Without the pictures, copy all the entries below exactly.

■ **Chart and figure data**:
╔══
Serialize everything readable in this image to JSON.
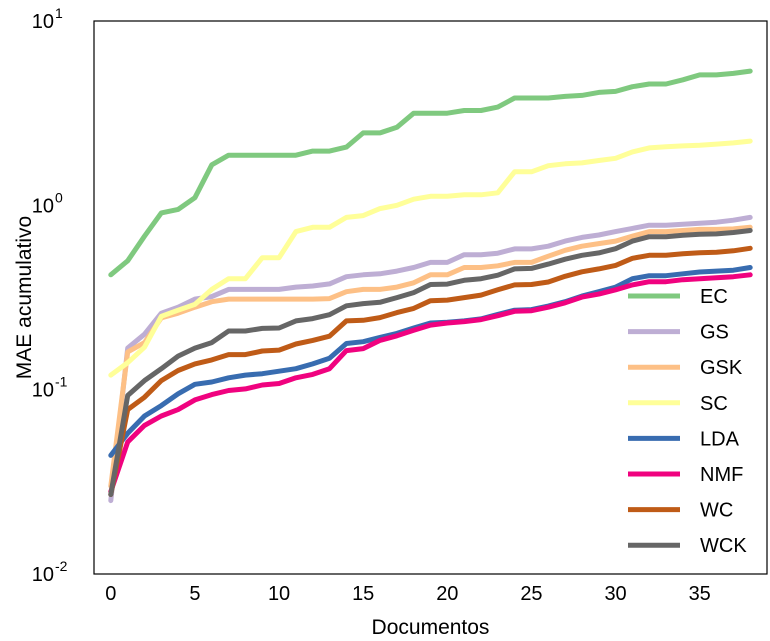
{
  "chart_data": {
    "type": "line",
    "title": "",
    "xlabel": "Documentos",
    "ylabel": "MAE acumulativo",
    "yscale": "log",
    "xlim": [
      -1,
      39
    ],
    "ylim": [
      0.01,
      10
    ],
    "x_ticks": [
      0,
      5,
      10,
      15,
      20,
      25,
      30,
      35
    ],
    "y_ticks": [
      {
        "value": 0.01,
        "base": "10",
        "exp": "-2"
      },
      {
        "value": 0.1,
        "base": "10",
        "exp": "-1"
      },
      {
        "value": 1,
        "base": "10",
        "exp": "0"
      },
      {
        "value": 10,
        "base": "10",
        "exp": "1"
      }
    ],
    "grid": false,
    "legend_position": "lower-right",
    "x": [
      0,
      1,
      2,
      3,
      4,
      5,
      6,
      7,
      8,
      9,
      10,
      11,
      12,
      13,
      14,
      15,
      16,
      17,
      18,
      19,
      20,
      21,
      22,
      23,
      24,
      25,
      26,
      27,
      28,
      29,
      30,
      31,
      32,
      33,
      34,
      35,
      36,
      37,
      38
    ],
    "series": [
      {
        "name": "EC",
        "color": "#7fc97f",
        "values": [
          0.42,
          0.5,
          0.68,
          0.91,
          0.95,
          1.1,
          1.66,
          1.87,
          1.87,
          1.87,
          1.87,
          1.87,
          1.97,
          1.97,
          2.07,
          2.47,
          2.47,
          2.65,
          3.16,
          3.16,
          3.16,
          3.27,
          3.27,
          3.41,
          3.82,
          3.82,
          3.82,
          3.9,
          3.95,
          4.1,
          4.15,
          4.4,
          4.55,
          4.55,
          4.8,
          5.1,
          5.1,
          5.2,
          5.35
        ]
      },
      {
        "name": "GS",
        "color": "#beaed4",
        "values": [
          0.025,
          0.168,
          0.2,
          0.26,
          0.28,
          0.31,
          0.32,
          0.35,
          0.35,
          0.35,
          0.35,
          0.36,
          0.365,
          0.375,
          0.41,
          0.42,
          0.425,
          0.44,
          0.46,
          0.49,
          0.49,
          0.54,
          0.54,
          0.55,
          0.58,
          0.58,
          0.6,
          0.64,
          0.67,
          0.69,
          0.72,
          0.75,
          0.78,
          0.78,
          0.79,
          0.8,
          0.81,
          0.83,
          0.86
        ]
      },
      {
        "name": "GSK",
        "color": "#fdc086",
        "values": [
          0.03,
          0.16,
          0.18,
          0.245,
          0.26,
          0.28,
          0.3,
          0.31,
          0.31,
          0.31,
          0.31,
          0.31,
          0.31,
          0.312,
          0.34,
          0.35,
          0.35,
          0.36,
          0.38,
          0.42,
          0.42,
          0.46,
          0.46,
          0.47,
          0.49,
          0.49,
          0.53,
          0.57,
          0.6,
          0.62,
          0.64,
          0.68,
          0.72,
          0.72,
          0.73,
          0.74,
          0.74,
          0.745,
          0.76
        ]
      },
      {
        "name": "SC",
        "color": "#ffff99",
        "values": [
          0.12,
          0.14,
          0.17,
          0.25,
          0.27,
          0.29,
          0.35,
          0.4,
          0.4,
          0.52,
          0.52,
          0.72,
          0.76,
          0.76,
          0.86,
          0.88,
          0.96,
          1.0,
          1.08,
          1.12,
          1.12,
          1.14,
          1.14,
          1.17,
          1.52,
          1.52,
          1.64,
          1.68,
          1.7,
          1.75,
          1.8,
          1.95,
          2.05,
          2.08,
          2.1,
          2.12,
          2.15,
          2.18,
          2.23
        ]
      },
      {
        "name": "LDA",
        "color": "#386cb0",
        "values": [
          0.044,
          0.058,
          0.072,
          0.082,
          0.095,
          0.107,
          0.11,
          0.116,
          0.12,
          0.122,
          0.126,
          0.13,
          0.138,
          0.148,
          0.178,
          0.182,
          0.192,
          0.202,
          0.216,
          0.23,
          0.232,
          0.236,
          0.242,
          0.256,
          0.27,
          0.272,
          0.284,
          0.3,
          0.322,
          0.34,
          0.36,
          0.4,
          0.415,
          0.415,
          0.425,
          0.435,
          0.44,
          0.445,
          0.46
        ]
      },
      {
        "name": "NMF",
        "color": "#f0027f",
        "values": [
          0.028,
          0.052,
          0.064,
          0.072,
          0.078,
          0.088,
          0.094,
          0.099,
          0.101,
          0.106,
          0.108,
          0.116,
          0.121,
          0.13,
          0.163,
          0.167,
          0.185,
          0.196,
          0.21,
          0.224,
          0.23,
          0.234,
          0.24,
          0.252,
          0.266,
          0.268,
          0.28,
          0.296,
          0.318,
          0.33,
          0.348,
          0.37,
          0.385,
          0.385,
          0.395,
          0.4,
          0.405,
          0.41,
          0.42
        ]
      },
      {
        "name": "WC",
        "color": "#bf5b17",
        "values": [
          0.027,
          0.078,
          0.091,
          0.112,
          0.127,
          0.138,
          0.145,
          0.155,
          0.155,
          0.162,
          0.164,
          0.177,
          0.185,
          0.195,
          0.236,
          0.238,
          0.246,
          0.262,
          0.276,
          0.304,
          0.306,
          0.316,
          0.326,
          0.348,
          0.37,
          0.372,
          0.384,
          0.412,
          0.436,
          0.452,
          0.472,
          0.516,
          0.536,
          0.536,
          0.546,
          0.553,
          0.556,
          0.567,
          0.585
        ]
      },
      {
        "name": "WCK",
        "color": "#666666",
        "values": [
          0.027,
          0.093,
          0.112,
          0.13,
          0.152,
          0.168,
          0.18,
          0.208,
          0.208,
          0.215,
          0.216,
          0.236,
          0.243,
          0.255,
          0.285,
          0.293,
          0.298,
          0.316,
          0.336,
          0.372,
          0.374,
          0.392,
          0.4,
          0.418,
          0.452,
          0.455,
          0.48,
          0.51,
          0.536,
          0.552,
          0.582,
          0.64,
          0.676,
          0.676,
          0.688,
          0.696,
          0.7,
          0.712,
          0.73
        ]
      }
    ]
  }
}
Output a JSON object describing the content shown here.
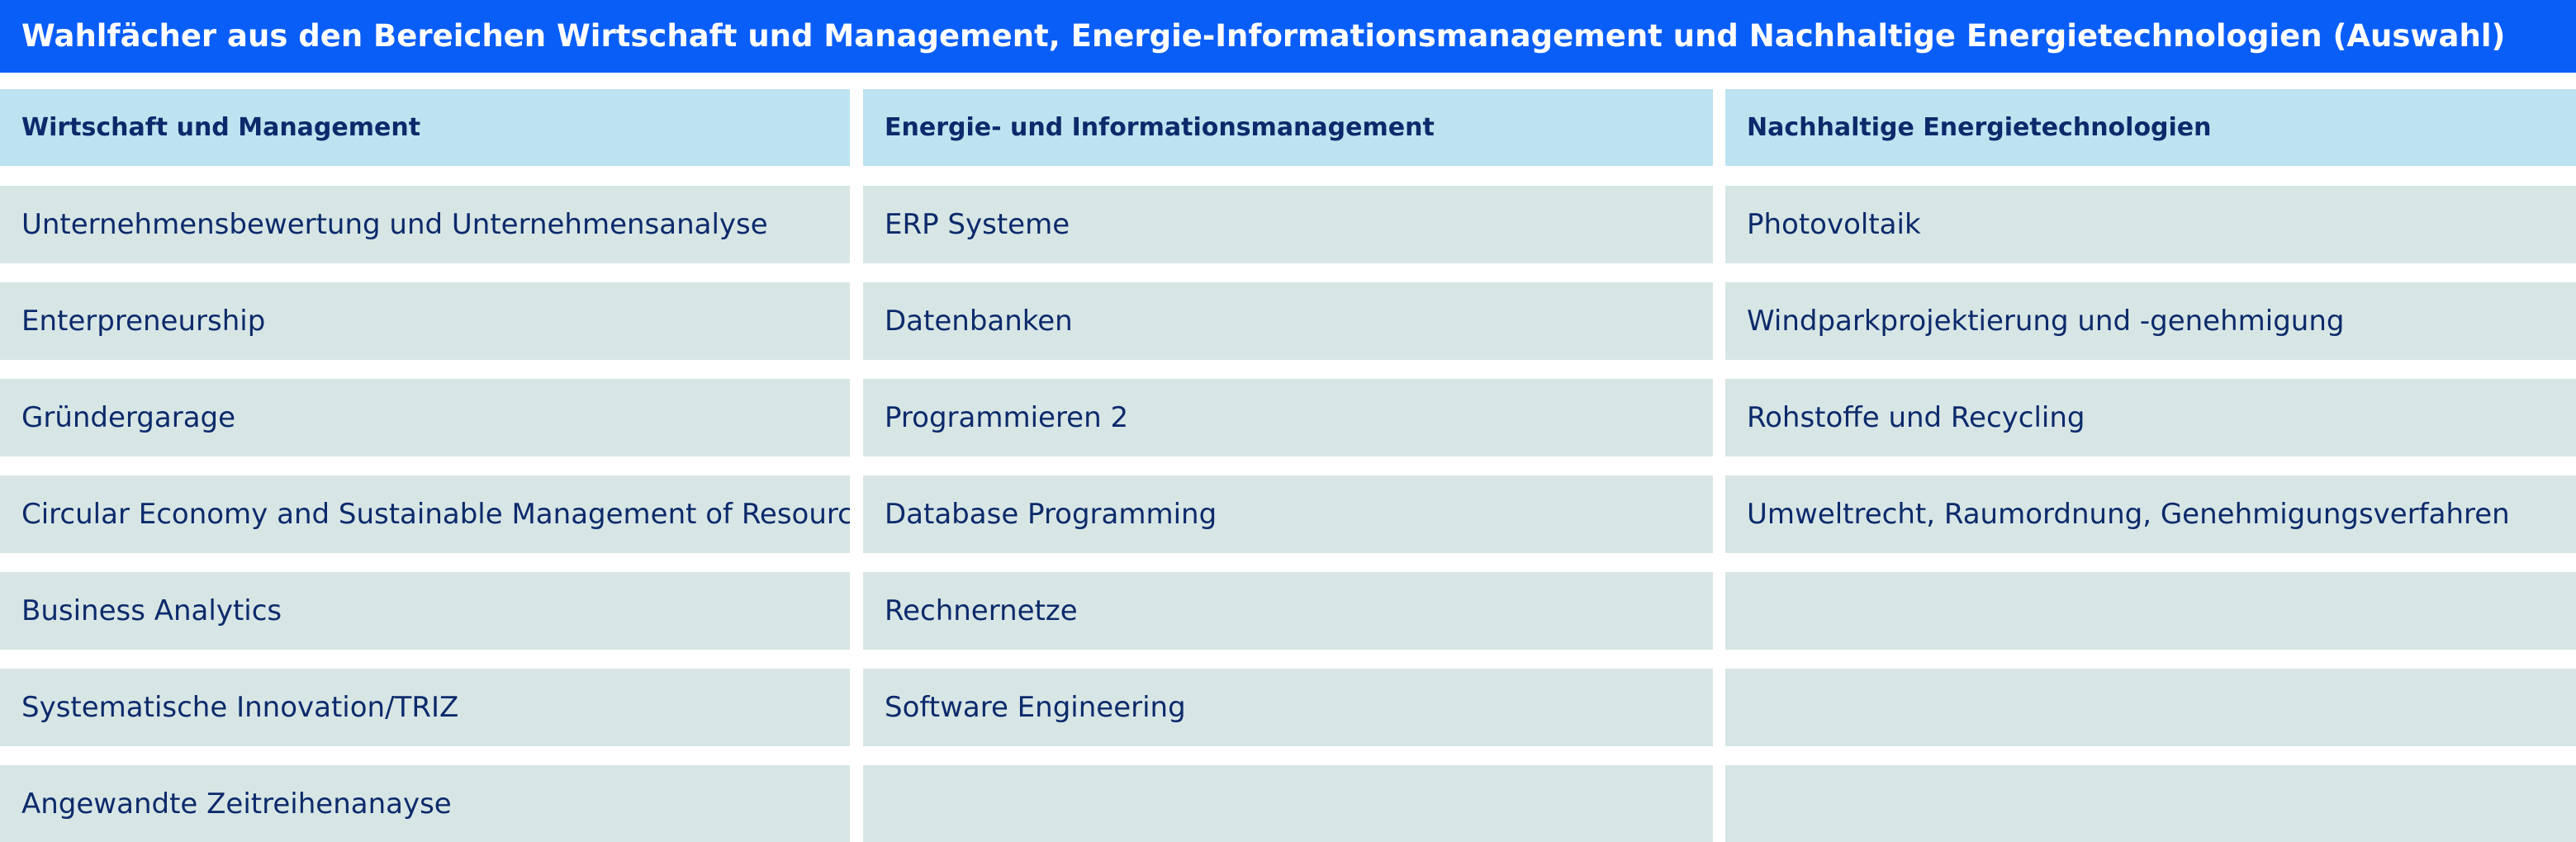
{
  "title": "Wahlfächer aus den Bereichen Wirtschaft und Management, Energie-Informationsmanagement und Nachhaltige Energietechnologien (Auswahl)",
  "colors": {
    "banner": "#0a5ef8",
    "header_cell": "#bde3f1",
    "item_cell": "#d7e6e5",
    "text": "#0c2a6b"
  },
  "columns": [
    {
      "header": "Wirtschaft und Management",
      "items": [
        "Unternehmensbewertung und Unternehmensanalyse",
        "Enterpreneurship",
        "Gründergarage",
        "Circular Economy and Sustainable Management of Resources",
        "Business Analytics",
        "Systematische Innovation/TRIZ",
        "Angewandte Zeitreihenanayse"
      ]
    },
    {
      "header": "Energie- und Informationsmanagement",
      "items": [
        "ERP Systeme",
        "Datenbanken",
        "Programmieren 2",
        "Database Programming",
        "Rechnernetze",
        "Software Engineering",
        ""
      ]
    },
    {
      "header": "Nachhaltige Energietechnologien",
      "items": [
        "Photovoltaik",
        "Windparkprojektierung und -genehmigung",
        "Rohstoffe und Recycling",
        "Umweltrecht, Raumordnung, Genehmigungsverfahren",
        "",
        "",
        ""
      ]
    }
  ]
}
╚══
■ **Exercise output**:
Serialize everything readable in this image to JSON.
{
  "chart_data": {
    "type": "line",
    "title": "",
    "xlabel": "Documentos",
    "ylabel": "MAE acumulativo",
    "yscale": "log",
    "xlim": [
      -1,
      39
    ],
    "ylim": [
      0.01,
      10
    ],
    "x_ticks": [
      0,
      5,
      10,
      15,
      20,
      25,
      30,
      35
    ],
    "y_ticks": [
      {
        "value": 0.01,
        "base": "10",
        "exp": "-2"
      },
      {
        "value": 0.1,
        "base": "10",
        "exp": "-1"
      },
      {
        "value": 1,
        "base": "10",
        "exp": "0"
      },
      {
        "value": 10,
        "base": "10",
        "exp": "1"
      }
    ],
    "grid": false,
    "legend_position": "lower-right",
    "x": [
      0,
      1,
      2,
      3,
      4,
      5,
      6,
      7,
      8,
      9,
      10,
      11,
      12,
      13,
      14,
      15,
      16,
      17,
      18,
      19,
      20,
      21,
      22,
      23,
      24,
      25,
      26,
      27,
      28,
      29,
      30,
      31,
      32,
      33,
      34,
      35,
      36,
      37,
      38
    ],
    "series": [
      {
        "name": "EC",
        "color": "#7fc97f",
        "values": [
          0.42,
          0.5,
          0.68,
          0.91,
          0.95,
          1.1,
          1.66,
          1.87,
          1.87,
          1.87,
          1.87,
          1.87,
          1.97,
          1.97,
          2.07,
          2.47,
          2.47,
          2.65,
          3.16,
          3.16,
          3.16,
          3.27,
          3.27,
          3.41,
          3.82,
          3.82,
          3.82,
          3.9,
          3.95,
          4.1,
          4.15,
          4.4,
          4.55,
          4.55,
          4.8,
          5.1,
          5.1,
          5.2,
          5.35
        ]
      },
      {
        "name": "GS",
        "color": "#beaed4",
        "values": [
          0.025,
          0.168,
          0.2,
          0.26,
          0.28,
          0.31,
          0.32,
          0.35,
          0.35,
          0.35,
          0.35,
          0.36,
          0.365,
          0.375,
          0.41,
          0.42,
          0.425,
          0.44,
          0.46,
          0.49,
          0.49,
          0.54,
          0.54,
          0.55,
          0.58,
          0.58,
          0.6,
          0.64,
          0.67,
          0.69,
          0.72,
          0.75,
          0.78,
          0.78,
          0.79,
          0.8,
          0.81,
          0.83,
          0.86
        ]
      },
      {
        "name": "GSK",
        "color": "#fdc086",
        "values": [
          0.03,
          0.16,
          0.18,
          0.245,
          0.26,
          0.28,
          0.3,
          0.31,
          0.31,
          0.31,
          0.31,
          0.31,
          0.31,
          0.312,
          0.34,
          0.35,
          0.35,
          0.36,
          0.38,
          0.42,
          0.42,
          0.46,
          0.46,
          0.47,
          0.49,
          0.49,
          0.53,
          0.57,
          0.6,
          0.62,
          0.64,
          0.68,
          0.72,
          0.72,
          0.73,
          0.74,
          0.74,
          0.745,
          0.76
        ]
      },
      {
        "name": "SC",
        "color": "#ffff99",
        "values": [
          0.12,
          0.14,
          0.17,
          0.25,
          0.27,
          0.29,
          0.35,
          0.4,
          0.4,
          0.52,
          0.52,
          0.72,
          0.76,
          0.76,
          0.86,
          0.88,
          0.96,
          1.0,
          1.08,
          1.12,
          1.12,
          1.14,
          1.14,
          1.17,
          1.52,
          1.52,
          1.64,
          1.68,
          1.7,
          1.75,
          1.8,
          1.95,
          2.05,
          2.08,
          2.1,
          2.12,
          2.15,
          2.18,
          2.23
        ]
      },
      {
        "name": "LDA",
        "color": "#386cb0",
        "values": [
          0.044,
          0.058,
          0.072,
          0.082,
          0.095,
          0.107,
          0.11,
          0.116,
          0.12,
          0.122,
          0.126,
          0.13,
          0.138,
          0.148,
          0.178,
          0.182,
          0.192,
          0.202,
          0.216,
          0.23,
          0.232,
          0.236,
          0.242,
          0.256,
          0.27,
          0.272,
          0.284,
          0.3,
          0.322,
          0.34,
          0.36,
          0.4,
          0.415,
          0.415,
          0.425,
          0.435,
          0.44,
          0.445,
          0.46
        ]
      },
      {
        "name": "NMF",
        "color": "#f0027f",
        "values": [
          0.028,
          0.052,
          0.064,
          0.072,
          0.078,
          0.088,
          0.094,
          0.099,
          0.101,
          0.106,
          0.108,
          0.116,
          0.121,
          0.13,
          0.163,
          0.167,
          0.185,
          0.196,
          0.21,
          0.224,
          0.23,
          0.234,
          0.24,
          0.252,
          0.266,
          0.268,
          0.28,
          0.296,
          0.318,
          0.33,
          0.348,
          0.37,
          0.385,
          0.385,
          0.395,
          0.4,
          0.405,
          0.41,
          0.42
        ]
      },
      {
        "name": "WC",
        "color": "#bf5b17",
        "values": [
          0.027,
          0.078,
          0.091,
          0.112,
          0.127,
          0.138,
          0.145,
          0.155,
          0.155,
          0.162,
          0.164,
          0.177,
          0.185,
          0.195,
          0.236,
          0.238,
          0.246,
          0.262,
          0.276,
          0.304,
          0.306,
          0.316,
          0.326,
          0.348,
          0.37,
          0.372,
          0.384,
          0.412,
          0.436,
          0.452,
          0.472,
          0.516,
          0.536,
          0.536,
          0.546,
          0.553,
          0.556,
          0.567,
          0.585
        ]
      },
      {
        "name": "WCK",
        "color": "#666666",
        "values": [
          0.027,
          0.093,
          0.112,
          0.13,
          0.152,
          0.168,
          0.18,
          0.208,
          0.208,
          0.215,
          0.216,
          0.236,
          0.243,
          0.255,
          0.285,
          0.293,
          0.298,
          0.316,
          0.336,
          0.372,
          0.374,
          0.392,
          0.4,
          0.418,
          0.452,
          0.455,
          0.48,
          0.51,
          0.536,
          0.552,
          0.582,
          0.64,
          0.676,
          0.676,
          0.688,
          0.696,
          0.7,
          0.712,
          0.73
        ]
      }
    ]
  }
}
Output a JSON object describing the content shown here.
{
  "title": "Wahlfächer aus den Bereichen Wirtschaft und Management, Energie-Informationsmanagement und Nachhaltige Energietechnologien (Auswahl)",
  "colors": {
    "banner": "#0a5ef8",
    "header_cell": "#bde3f1",
    "item_cell": "#d7e6e5",
    "text": "#0c2a6b"
  },
  "columns": [
    {
      "header": "Wirtschaft und Management",
      "items": [
        "Unternehmensbewertung und Unternehmensanalyse",
        "Enterpreneurship",
        "Gründergarage",
        "Circular Economy and Sustainable Management of Resources",
        "Business Analytics",
        "Systematische Innovation/TRIZ",
        "Angewandte Zeitreihenanayse"
      ]
    },
    {
      "header": "Energie- und Informationsmanagement",
      "items": [
        "ERP Systeme",
        "Datenbanken",
        "Programmieren 2",
        "Database Programming",
        "Rechnernetze",
        "Software Engineering",
        ""
      ]
    },
    {
      "header": "Nachhaltige Energietechnologien",
      "items": [
        "Photovoltaik",
        "Windparkprojektierung und -genehmigung",
        "Rohstoffe und Recycling",
        "Umweltrecht, Raumordnung, Genehmigungsverfahren",
        "",
        "",
        ""
      ]
    }
  ]
}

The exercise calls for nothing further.